→ Your instructions:
Copy out every line of the data exactly.

→ Data rows:
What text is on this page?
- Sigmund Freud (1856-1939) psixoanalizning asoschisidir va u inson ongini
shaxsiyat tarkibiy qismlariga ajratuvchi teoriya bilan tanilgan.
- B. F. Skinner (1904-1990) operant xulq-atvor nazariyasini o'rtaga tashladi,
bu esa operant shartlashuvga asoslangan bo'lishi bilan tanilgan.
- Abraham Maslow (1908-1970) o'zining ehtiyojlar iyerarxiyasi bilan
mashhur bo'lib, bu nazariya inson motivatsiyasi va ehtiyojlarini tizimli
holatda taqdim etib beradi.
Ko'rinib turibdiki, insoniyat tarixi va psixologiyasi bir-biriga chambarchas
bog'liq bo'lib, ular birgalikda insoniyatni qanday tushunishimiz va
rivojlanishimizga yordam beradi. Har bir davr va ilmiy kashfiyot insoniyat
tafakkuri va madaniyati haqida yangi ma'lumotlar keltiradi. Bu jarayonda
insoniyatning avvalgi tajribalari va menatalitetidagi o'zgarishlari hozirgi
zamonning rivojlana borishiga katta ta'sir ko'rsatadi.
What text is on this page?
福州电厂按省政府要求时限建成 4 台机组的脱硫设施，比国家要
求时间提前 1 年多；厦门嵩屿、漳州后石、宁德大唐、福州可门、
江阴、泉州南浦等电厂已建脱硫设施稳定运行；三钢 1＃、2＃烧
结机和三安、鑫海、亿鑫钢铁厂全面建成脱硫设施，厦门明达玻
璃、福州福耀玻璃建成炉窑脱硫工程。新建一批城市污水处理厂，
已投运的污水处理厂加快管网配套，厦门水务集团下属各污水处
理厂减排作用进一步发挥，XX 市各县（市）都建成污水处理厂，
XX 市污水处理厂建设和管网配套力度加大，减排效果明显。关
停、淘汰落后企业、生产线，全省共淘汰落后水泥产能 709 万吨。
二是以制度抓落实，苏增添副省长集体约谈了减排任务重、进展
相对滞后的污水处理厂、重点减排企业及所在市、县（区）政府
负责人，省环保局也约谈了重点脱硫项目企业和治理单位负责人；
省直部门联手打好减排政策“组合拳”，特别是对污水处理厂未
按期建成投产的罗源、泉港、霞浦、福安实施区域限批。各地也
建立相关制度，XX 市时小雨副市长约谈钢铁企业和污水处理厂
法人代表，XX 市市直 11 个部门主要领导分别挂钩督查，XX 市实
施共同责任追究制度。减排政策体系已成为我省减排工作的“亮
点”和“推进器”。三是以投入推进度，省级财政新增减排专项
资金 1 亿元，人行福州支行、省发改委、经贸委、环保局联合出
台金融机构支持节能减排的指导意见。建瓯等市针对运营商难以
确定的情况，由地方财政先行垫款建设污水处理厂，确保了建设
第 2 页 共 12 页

→ Exercise output:
What text is on this page?
- Sigmund Freud (1856-1939) psixoanalizning asoschisidir va u inson ongini
shaxsiyat tarkibiy qismlariga ajratuvchi teoriya bilan tanilgan.
- B. F. Skinner (1904-1990) operant xulq-atvor nazariyasini o'rtaga tashladi,
bu esa operant shartlashuvga asoslangan bo'lishi bilan tanilgan.
- Abraham Maslow (1908-1970) o'zining ehtiyojlar iyerarxiyasi bilan
mashhur bo'lib, bu nazariya inson motivatsiyasi va ehtiyojlarini tizimli
holatda taqdim etib beradi.
Ko'rinib turibdiki, insoniyat tarixi va psixologiyasi bir-biriga chambarchas
bog'liq bo'lib, ular birgalikda insoniyatni qanday tushunishimiz va
rivojlanishimizga yordam beradi. Har bir davr va ilmiy kashfiyot insoniyat
tafakkuri va madaniyati haqida yangi ma'lumotlar keltiradi. Bu jarayonda
insoniyatning avvalgi tajribalari va menatalitetidagi o'zgarishlari hozirgi
zamonning rivojlana borishiga katta ta'sir ko'rsatadi.
What text is on this page?
福州电厂按省政府要求时限建成 4 台机组的脱硫设施，比国家要
求时间提前 1 年多；厦门嵩屿、漳州后石、宁德大唐、福州可门、
江阴、泉州南浦等电厂已建脱硫设施稳定运行；三钢 1＃、2＃烧
结机和三安、鑫海、亿鑫钢铁厂全面建成脱硫设施，厦门明达玻
璃、福州福耀玻璃建成炉窑脱硫工程。新建一批城市污水处理厂，
已投运的污水处理厂加快管网配套，厦门水务集团下属各污水处
理厂减排作用进一步发挥，XX 市各县（市）都建成污水处理厂，
XX 市污水处理厂建设和管网配套力度加大，减排效果明显。关
停、淘汰落后企业、生产线，全省共淘汰落后水泥产能 709 万吨。
二是以制度抓落实，苏增添副省长集体约谈了减排任务重、进展
相对滞后的污水处理厂、重点减排企业及所在市、县（区）政府
负责人，省环保局也约谈了重点脱硫项目企业和治理单位负责人；
省直部门联手打好减排政策“组合拳”，特别是对污水处理厂未
按期建成投产的罗源、泉港、霞浦、福安实施区域限批。各地也
建立相关制度，XX 市时小雨副市长约谈钢铁企业和污水处理厂
法人代表，XX 市市直 11 个部门主要领导分别挂钩督查，XX 市实
施共同责任追究制度。减排政策体系已成为我省减排工作的“亮
点”和“推进器”。三是以投入推进度，省级财政新增减排专项
资金 1 亿元，人行福州支行、省发改委、经贸委、环保局联合出
台金融机构支持节能减排的指导意见。建瓯等市针对运营商难以
确定的情况，由地方财政先行垫款建设污水处理厂，确保了建设
第 2 页 共 12 页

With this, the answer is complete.